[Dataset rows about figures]
BEGIN

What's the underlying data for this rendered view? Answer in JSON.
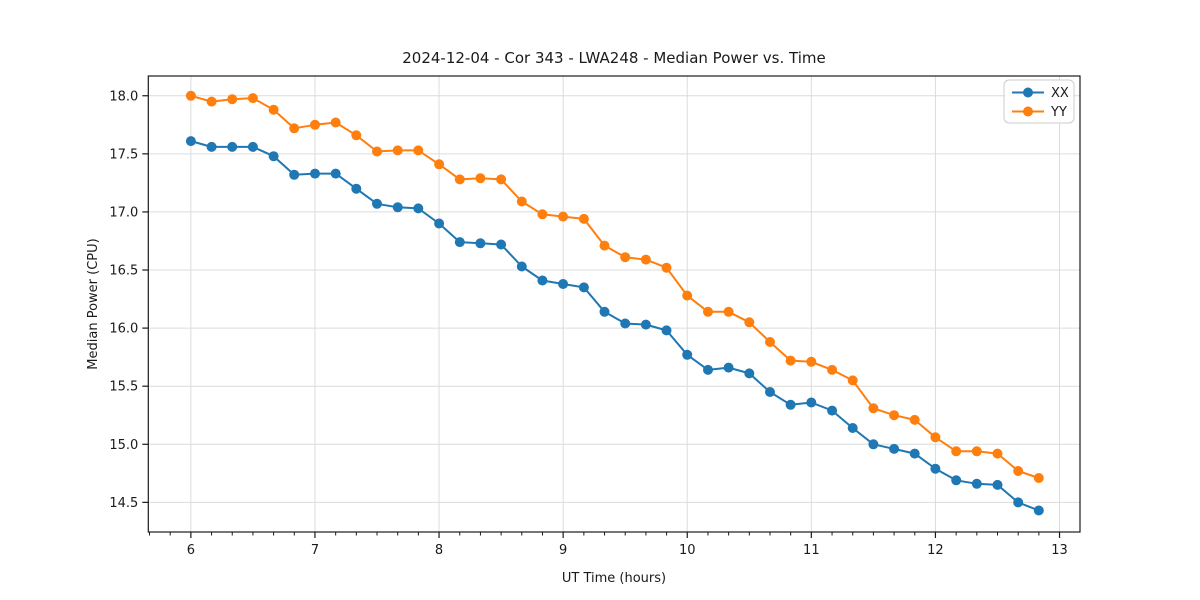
{
  "chart_data": {
    "type": "line",
    "title": "2024-12-04 - Cor 343 - LWA248 - Median Power vs. Time",
    "xlabel": "UT Time (hours)",
    "ylabel": "Median Power (CPU)",
    "xlim": [
      5.657,
      13.165
    ],
    "ylim": [
      14.245,
      18.17
    ],
    "x_ticks": [
      6,
      7,
      8,
      9,
      10,
      11,
      12,
      13
    ],
    "y_ticks": [
      14.5,
      15.0,
      15.5,
      16.0,
      16.5,
      17.0,
      17.5,
      18.0
    ],
    "x_minor_tick_step": 0.16667,
    "grid": true,
    "grid_color": "#dcdcdc",
    "legend_position": "upper right",
    "marker": "o",
    "x": [
      6.0,
      6.167,
      6.333,
      6.5,
      6.667,
      6.833,
      7.0,
      7.167,
      7.333,
      7.5,
      7.667,
      7.833,
      8.0,
      8.167,
      8.333,
      8.5,
      8.667,
      8.833,
      9.0,
      9.167,
      9.333,
      9.5,
      9.667,
      9.833,
      10.0,
      10.167,
      10.333,
      10.5,
      10.667,
      10.833,
      11.0,
      11.167,
      11.333,
      11.5,
      11.667,
      11.833,
      12.0,
      12.167,
      12.333,
      12.5,
      12.667,
      12.833
    ],
    "series": [
      {
        "name": "XX",
        "color": "#1f77b4",
        "values": [
          17.61,
          17.56,
          17.56,
          17.56,
          17.48,
          17.32,
          17.33,
          17.33,
          17.2,
          17.07,
          17.04,
          17.03,
          16.9,
          16.74,
          16.73,
          16.72,
          16.53,
          16.41,
          16.38,
          16.35,
          16.14,
          16.04,
          16.03,
          15.98,
          15.77,
          15.64,
          15.66,
          15.61,
          15.45,
          15.34,
          15.36,
          15.29,
          15.14,
          15.0,
          14.96,
          14.92,
          14.79,
          14.69,
          14.66,
          14.65,
          14.5,
          14.43
        ]
      },
      {
        "name": "YY",
        "color": "#ff7f0e",
        "values": [
          18.0,
          17.95,
          17.97,
          17.98,
          17.88,
          17.72,
          17.75,
          17.77,
          17.66,
          17.52,
          17.53,
          17.53,
          17.41,
          17.28,
          17.29,
          17.28,
          17.09,
          16.98,
          16.96,
          16.94,
          16.71,
          16.61,
          16.59,
          16.52,
          16.28,
          16.14,
          16.14,
          16.05,
          15.88,
          15.72,
          15.71,
          15.64,
          15.55,
          15.31,
          15.25,
          15.21,
          15.06,
          14.94,
          14.94,
          14.92,
          14.77,
          14.71
        ]
      }
    ]
  }
}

END

_Given instruction:_ Copy all lines in the listing above where the string "Median" appears.

_Solution for this problem:_
    "title": "2024-12-04 - Cor 343 - LWA248 - Median Power vs. Time",
    "ylabel": "Median Power (CPU)",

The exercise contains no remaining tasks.